Em julho passado, publiquei um artigo nesta coluna falando em como a reforma tributária iria provavelmente impactar os planejamentos sucessórios. Àquela época, a reforma havia sido aprovada na Câmara dos Deputados.
Agora, com a reforma totalmente aprovada pelo Congresso, vem a dúvida: e aí, aconteceu o que se previa? Sim. O que era provável se confirmou: teremos alíquotas progressivas para o Imposto sobre Transmissão Causa Mortis e Doação, o famoso ITCMD.
Lembrando: hoje o ITCMD no Espírito Santo tem alíquota de 4%. Uma alíquota única para qualquer patrimônio doado ou sucedido. Com a reforma, as alíquotas serão, obrigatoriamente, progressivas.
Surge, então, a seguinte dúvida: como será a progressividade no ES? Será de 4 a 8% (alíquota máxima permitida hoje pelo Senado Federal)? Será que tem alguma chance de termos alíquotas menores?
A resposta correta ninguém sabe ainda, mas já começaram a sair as notícias de que, aqui no Estado, as alíquotas serão de 2% a 8%, variando de acordo com o tamanho do patrimônio objeto de doação ou sucessão. Pelo que foi noticiado nas últimas semanas, o projeto de lei deve ser enviado à Assembleia no segundo semestre.
A "boa" notícia é que a nova lei estadual que vier a prever a progressividade só poderá ser aplicada a partir de 2025, ou seja, ou você faz seu planejamento sucessório ainda em 2024, ou você pode vir a pagar o dobro do que pagaria se deixar para o ano que vem.

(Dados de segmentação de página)
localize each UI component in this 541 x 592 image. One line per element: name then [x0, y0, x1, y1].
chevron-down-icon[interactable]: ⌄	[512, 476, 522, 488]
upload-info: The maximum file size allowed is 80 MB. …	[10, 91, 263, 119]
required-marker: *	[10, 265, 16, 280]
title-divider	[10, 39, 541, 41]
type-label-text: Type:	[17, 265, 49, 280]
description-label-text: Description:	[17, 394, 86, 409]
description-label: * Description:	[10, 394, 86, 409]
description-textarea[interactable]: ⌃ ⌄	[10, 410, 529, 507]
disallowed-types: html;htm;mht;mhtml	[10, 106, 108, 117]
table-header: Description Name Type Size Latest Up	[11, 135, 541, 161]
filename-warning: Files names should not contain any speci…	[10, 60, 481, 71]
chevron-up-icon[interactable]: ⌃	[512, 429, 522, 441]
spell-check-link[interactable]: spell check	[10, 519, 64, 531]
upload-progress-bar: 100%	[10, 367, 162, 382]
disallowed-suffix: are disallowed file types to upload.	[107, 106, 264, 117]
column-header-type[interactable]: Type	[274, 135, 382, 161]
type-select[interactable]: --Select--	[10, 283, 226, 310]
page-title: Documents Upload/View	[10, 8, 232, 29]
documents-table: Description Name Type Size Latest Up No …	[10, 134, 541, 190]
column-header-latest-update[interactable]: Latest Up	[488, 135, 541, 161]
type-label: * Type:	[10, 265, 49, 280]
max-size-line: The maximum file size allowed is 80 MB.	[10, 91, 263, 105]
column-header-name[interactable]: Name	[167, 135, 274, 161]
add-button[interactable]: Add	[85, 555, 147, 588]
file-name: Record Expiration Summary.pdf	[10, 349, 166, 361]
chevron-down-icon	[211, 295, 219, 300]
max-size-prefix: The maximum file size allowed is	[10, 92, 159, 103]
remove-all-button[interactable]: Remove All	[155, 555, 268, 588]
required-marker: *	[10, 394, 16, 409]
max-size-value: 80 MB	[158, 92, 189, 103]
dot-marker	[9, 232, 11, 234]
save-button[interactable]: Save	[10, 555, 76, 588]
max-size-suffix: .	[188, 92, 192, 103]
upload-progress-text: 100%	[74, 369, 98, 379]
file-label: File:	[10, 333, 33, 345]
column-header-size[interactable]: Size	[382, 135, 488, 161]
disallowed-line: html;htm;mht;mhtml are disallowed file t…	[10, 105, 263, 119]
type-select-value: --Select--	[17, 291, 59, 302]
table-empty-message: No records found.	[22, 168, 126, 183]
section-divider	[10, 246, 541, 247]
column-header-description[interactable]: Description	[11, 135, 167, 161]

» **Ordem de trabalho 1**: Diga se cada afirmação abaixo concorda com o texto sobre o ITCMD, respondendo sim ou não e citando literalmente as palavras do texto que decidem: (a) Hoje o ITCMD no Espírito Santo tem uma alíquota única de 4%. (b) A alíquota máxima permitida hoje pelo Senado Federal é de 10%. (c) A nova lei estadual com alíquotas progressivas poderá ser aplicada ainda em 2024.
» **Ordem de trabalho 2**: Imprima, sem alterar nada, o trecho do texto sobre o ITCMD começando com "A resposta correta" e seguindo até "ano que vem.".

» **Resposta 1**:
(a) Sim: "hoje o ITCMD no Espírito Santo tem alíquota de 4%. Uma alíquota única para qualquer patrimônio doado ou sucedido."
(b) Não: "Será de 4 a 8% (alíquota máxima permitida hoje pelo Senado Federal)?"
(c) Não: "só poderá ser aplicada a partir de 2025"

» **Resposta 2**:
A resposta correta ninguém sabe ainda, mas já começaram a sair as notícias de que, aqui no Estado, as alíquotas serão de 2% a 8%, variando de acordo com o tamanho do patrimônio objeto de doação ou sucessão. Pelo que foi noticiado nas últimas semanas, o projeto de lei deve ser enviado à Assembleia no segundo semestre.
A "boa" notícia é que a nova lei estadual que vier a prever a progressividade só poderá ser aplicada a partir de 2025, ou seja, ou você faz seu planejamento sucessório ainda em 2024, ou você pode vir a pagar o dobro do que pagaria se deixar para o ano que vem.